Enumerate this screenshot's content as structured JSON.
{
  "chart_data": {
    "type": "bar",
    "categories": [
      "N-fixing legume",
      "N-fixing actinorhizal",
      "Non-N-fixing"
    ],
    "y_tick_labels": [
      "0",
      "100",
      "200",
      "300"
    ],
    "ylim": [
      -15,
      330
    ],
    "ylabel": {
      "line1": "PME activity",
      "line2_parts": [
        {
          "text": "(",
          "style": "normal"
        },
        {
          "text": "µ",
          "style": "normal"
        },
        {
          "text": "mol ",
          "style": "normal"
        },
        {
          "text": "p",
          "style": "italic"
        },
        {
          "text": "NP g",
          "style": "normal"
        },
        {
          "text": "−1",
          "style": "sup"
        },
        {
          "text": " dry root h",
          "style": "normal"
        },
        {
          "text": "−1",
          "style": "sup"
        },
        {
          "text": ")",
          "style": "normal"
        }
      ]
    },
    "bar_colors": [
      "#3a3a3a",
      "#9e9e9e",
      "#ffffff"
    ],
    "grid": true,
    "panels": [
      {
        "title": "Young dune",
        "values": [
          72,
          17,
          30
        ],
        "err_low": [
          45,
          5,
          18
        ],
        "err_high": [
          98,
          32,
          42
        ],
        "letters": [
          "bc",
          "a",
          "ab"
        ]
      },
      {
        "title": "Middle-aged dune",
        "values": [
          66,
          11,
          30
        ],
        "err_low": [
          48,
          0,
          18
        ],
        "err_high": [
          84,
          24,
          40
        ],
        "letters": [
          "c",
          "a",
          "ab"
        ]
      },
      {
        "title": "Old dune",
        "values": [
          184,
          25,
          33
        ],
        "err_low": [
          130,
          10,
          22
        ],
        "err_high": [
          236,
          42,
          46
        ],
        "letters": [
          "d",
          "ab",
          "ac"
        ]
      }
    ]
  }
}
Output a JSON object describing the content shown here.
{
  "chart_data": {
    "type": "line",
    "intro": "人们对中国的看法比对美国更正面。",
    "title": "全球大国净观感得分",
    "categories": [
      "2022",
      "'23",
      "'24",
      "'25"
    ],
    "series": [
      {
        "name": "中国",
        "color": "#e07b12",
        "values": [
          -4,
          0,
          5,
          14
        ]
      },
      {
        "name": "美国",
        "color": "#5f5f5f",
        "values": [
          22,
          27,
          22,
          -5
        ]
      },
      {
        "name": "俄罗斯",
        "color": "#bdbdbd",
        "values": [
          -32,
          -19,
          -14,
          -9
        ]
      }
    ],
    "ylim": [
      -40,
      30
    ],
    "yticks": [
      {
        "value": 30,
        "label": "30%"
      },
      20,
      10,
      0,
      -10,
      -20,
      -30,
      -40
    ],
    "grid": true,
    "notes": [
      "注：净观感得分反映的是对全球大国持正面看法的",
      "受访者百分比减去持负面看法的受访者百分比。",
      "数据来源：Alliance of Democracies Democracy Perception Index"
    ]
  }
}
※ ※ ※
• **EXERCISE DIRECTIONS**: Which lines contain the word "dune"? Copy each one.

• **RESPONSE**:
        "title": "Young dune",
        "title": "Middle-aged dune",
        "title": "Old dune",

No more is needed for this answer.